INSTRUCTION 1: Take everything from the start of the bounding box records down to the line containing "332, 223, 342]", and rewrite it with "mv-badge" changed to "video-badge", leaving all else unchanged.

SELECTED EXCERPT:
Player - Instrument Interface and Sound Production

The sitar is played while seated cross-legged on the floor with the resonator resting on the floor with the neck tilted upward at approximately a 45-degree angle. The soundboard and fingerboard face away from the performer and the side-mounted tuning pegs are pointed upwards. The player rests his or her right forearm on the gourd and uses a wire plectrum on the tip of the right index finger to pluck the strings. The first three fingers of the left hand are used to stop the strings against the raised frets of the fingerboard. Only the seven strings that pass over the larger bridge are plucked: the three top ones, called chikari strings, are not stopped by the left hand and are used for rhythmic punctuation; the four lower strings are for melodic play and are stopped against the fingerboard frets to change their acoustical lengths. The eleven strings that run over the lower bridge are called taraf strings and are not plucked directly but respond sympathetically to the energy emitting from the main strings (occasionally the player slides the plectrum across the sympathetic strings, adding a lush accent to the performance). Using C4 as the tonal center or 'sa' of the rag (mode) being performed (the frequency of 'sa' is not standardized), one standard tuning of the sitar is: for the upper bridge strings, top to bottom, C5 - C4 - G3 (for the chikari strings) and C2 - G2 - C3 - F3 (for the melody strings). The taraf strings are tuned to the scale of the particular rag being performed, mostly in the C4 - C5 octave. The potential melodic range of the sitar pictured here is from C2 - E5. The frets are positioned to produce a chromatic scale with one or a few gaps per octave over a range of just under two octaves on each string. Therefore, a player will typically need to adjust only a few of the fret positions when switching from one rag to another. The design of the fingerboard and frets makes possible the most distinctive feature of the sitar playing style, called khic, where, while pressing down hard between frets, the player also slides the string sideways to the left to create a wide portamento called mir.

Origins/History/Evolution

Precursors of the sitar, such as the Persian setar (meaning 'three string'), were introduced into North Indian court culture as early as the 13th century. However, the name 'sitar' does not seem to be clearly established until the beginning of the 18th century, at which time it referred to a three-string long-neck lute. Modifications came to be made over time in terms of the number of melody strings and frets found on a sitar. In the mid-19th century the chikari strings were introduced and only at the end of that century were the taraf strings added, resulting in an instrument that resembles closely the sitar used at the present time.

Bounding box records
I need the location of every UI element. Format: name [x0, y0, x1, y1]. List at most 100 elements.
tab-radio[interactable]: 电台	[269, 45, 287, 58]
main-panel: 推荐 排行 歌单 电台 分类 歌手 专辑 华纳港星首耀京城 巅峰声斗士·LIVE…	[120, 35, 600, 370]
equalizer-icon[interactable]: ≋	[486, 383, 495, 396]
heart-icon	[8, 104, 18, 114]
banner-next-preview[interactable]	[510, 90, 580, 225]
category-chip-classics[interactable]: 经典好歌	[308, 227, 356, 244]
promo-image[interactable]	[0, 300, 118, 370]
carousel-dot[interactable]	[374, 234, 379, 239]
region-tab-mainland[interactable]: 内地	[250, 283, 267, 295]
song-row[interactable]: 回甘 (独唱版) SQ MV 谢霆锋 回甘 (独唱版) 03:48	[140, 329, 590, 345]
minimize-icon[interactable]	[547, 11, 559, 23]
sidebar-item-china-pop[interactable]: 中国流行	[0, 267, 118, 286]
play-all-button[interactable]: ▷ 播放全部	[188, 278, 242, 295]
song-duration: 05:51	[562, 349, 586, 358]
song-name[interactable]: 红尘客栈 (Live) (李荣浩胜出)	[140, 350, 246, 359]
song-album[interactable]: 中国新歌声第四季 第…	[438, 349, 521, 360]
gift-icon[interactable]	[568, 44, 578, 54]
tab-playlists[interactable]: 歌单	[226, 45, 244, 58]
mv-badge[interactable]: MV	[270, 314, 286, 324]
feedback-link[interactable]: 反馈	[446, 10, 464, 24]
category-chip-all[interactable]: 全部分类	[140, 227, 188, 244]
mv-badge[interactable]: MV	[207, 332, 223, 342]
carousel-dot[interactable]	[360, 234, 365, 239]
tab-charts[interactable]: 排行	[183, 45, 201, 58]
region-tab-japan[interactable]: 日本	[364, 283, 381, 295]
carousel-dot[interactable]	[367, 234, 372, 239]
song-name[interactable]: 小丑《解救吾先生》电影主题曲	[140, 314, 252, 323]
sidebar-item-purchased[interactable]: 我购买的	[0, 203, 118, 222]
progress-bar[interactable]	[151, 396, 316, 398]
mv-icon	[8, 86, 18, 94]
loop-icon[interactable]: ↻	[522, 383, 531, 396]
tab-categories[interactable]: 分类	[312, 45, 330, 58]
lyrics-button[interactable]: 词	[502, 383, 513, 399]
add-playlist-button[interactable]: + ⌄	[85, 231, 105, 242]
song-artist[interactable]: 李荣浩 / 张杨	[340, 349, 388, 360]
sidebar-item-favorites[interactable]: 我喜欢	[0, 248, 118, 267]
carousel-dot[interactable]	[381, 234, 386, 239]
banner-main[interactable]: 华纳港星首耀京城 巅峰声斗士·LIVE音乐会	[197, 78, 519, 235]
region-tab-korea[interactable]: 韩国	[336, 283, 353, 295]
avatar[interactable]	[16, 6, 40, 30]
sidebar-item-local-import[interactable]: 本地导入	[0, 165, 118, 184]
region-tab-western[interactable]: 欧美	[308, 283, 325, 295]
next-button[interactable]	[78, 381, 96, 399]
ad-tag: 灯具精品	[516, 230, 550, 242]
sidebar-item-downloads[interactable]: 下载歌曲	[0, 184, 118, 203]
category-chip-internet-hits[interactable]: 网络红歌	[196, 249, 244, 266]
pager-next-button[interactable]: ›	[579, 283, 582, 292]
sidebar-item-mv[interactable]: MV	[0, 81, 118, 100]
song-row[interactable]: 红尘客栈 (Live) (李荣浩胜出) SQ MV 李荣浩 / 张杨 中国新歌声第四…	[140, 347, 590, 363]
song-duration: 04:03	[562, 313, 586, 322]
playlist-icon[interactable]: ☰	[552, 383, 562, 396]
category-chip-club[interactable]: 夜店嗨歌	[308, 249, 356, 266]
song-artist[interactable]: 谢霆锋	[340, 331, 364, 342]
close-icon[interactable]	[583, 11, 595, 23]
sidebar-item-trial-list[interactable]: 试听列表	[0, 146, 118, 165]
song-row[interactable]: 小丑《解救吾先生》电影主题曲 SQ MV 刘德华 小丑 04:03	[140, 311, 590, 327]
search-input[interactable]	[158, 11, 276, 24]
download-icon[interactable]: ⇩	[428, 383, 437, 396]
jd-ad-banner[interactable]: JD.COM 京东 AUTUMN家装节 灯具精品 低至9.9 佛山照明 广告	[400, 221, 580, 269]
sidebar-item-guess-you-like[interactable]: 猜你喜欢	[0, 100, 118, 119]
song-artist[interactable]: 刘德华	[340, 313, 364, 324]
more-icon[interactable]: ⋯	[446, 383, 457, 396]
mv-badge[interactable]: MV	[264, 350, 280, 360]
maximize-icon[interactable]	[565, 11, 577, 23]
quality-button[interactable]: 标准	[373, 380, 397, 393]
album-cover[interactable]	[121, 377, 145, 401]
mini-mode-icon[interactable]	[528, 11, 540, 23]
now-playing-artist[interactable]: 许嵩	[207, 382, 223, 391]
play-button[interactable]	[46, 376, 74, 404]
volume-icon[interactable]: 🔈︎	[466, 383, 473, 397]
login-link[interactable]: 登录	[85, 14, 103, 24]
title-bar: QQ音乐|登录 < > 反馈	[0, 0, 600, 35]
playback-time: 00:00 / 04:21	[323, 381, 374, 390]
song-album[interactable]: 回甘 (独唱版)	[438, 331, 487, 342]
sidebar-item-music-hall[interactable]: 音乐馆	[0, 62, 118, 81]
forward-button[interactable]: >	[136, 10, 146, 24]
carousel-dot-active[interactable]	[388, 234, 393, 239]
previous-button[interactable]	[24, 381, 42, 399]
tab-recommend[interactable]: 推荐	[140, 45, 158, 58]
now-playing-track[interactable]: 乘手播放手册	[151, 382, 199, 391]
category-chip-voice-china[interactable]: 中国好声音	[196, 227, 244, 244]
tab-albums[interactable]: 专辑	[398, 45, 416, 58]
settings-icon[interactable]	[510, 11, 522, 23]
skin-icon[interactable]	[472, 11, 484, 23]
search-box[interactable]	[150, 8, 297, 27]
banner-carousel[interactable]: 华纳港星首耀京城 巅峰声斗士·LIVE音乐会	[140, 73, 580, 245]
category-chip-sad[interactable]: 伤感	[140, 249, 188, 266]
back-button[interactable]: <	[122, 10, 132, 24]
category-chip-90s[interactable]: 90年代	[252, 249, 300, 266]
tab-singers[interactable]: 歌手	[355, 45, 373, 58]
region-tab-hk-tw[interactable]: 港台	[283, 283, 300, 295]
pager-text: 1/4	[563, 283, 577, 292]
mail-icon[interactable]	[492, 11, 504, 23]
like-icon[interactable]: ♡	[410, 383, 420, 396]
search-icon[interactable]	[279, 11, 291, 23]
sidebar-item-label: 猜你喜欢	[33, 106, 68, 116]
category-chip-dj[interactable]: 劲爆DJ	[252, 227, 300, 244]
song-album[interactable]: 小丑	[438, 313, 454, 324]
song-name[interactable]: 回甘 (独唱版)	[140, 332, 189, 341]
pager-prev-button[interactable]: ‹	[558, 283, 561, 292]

INSTRUCTION 2: In the sitar excerpt, what are the eleven strings that run over the lower bridge called?

RIGHT ANSWER 1:
I need the location of every UI element. Format: name [x0, y0, x1, y1]. List at most 100 elements.
tab-radio[interactable]: 电台	[269, 45, 287, 58]
main-panel: 推荐 排行 歌单 电台 分类 歌手 专辑 华纳港星首耀京城 巅峰声斗士·LIVE…	[120, 35, 600, 370]
equalizer-icon[interactable]: ≋	[486, 383, 495, 396]
heart-icon	[8, 104, 18, 114]
banner-next-preview[interactable]	[510, 90, 580, 225]
category-chip-classics[interactable]: 经典好歌	[308, 227, 356, 244]
promo-image[interactable]	[0, 300, 118, 370]
carousel-dot[interactable]	[374, 234, 379, 239]
region-tab-mainland[interactable]: 内地	[250, 283, 267, 295]
song-row[interactable]: 回甘 (独唱版) SQ MV 谢霆锋 回甘 (独唱版) 03:48	[140, 329, 590, 345]
minimize-icon[interactable]	[547, 11, 559, 23]
sidebar-item-china-pop[interactable]: 中国流行	[0, 267, 118, 286]
play-all-button[interactable]: ▷ 播放全部	[188, 278, 242, 295]
song-duration: 05:51	[562, 349, 586, 358]
song-name[interactable]: 红尘客栈 (Live) (李荣浩胜出)	[140, 350, 246, 359]
song-album[interactable]: 中国新歌声第四季 第…	[438, 349, 521, 360]
gift-icon[interactable]	[568, 44, 578, 54]
tab-playlists[interactable]: 歌单	[226, 45, 244, 58]
video-badge[interactable]: MV	[270, 314, 286, 324]
feedback-link[interactable]: 反馈	[446, 10, 464, 24]
category-chip-all[interactable]: 全部分类	[140, 227, 188, 244]
video-badge[interactable]: MV	[207, 332, 223, 342]

RIGHT ANSWER 2: Taraf strings.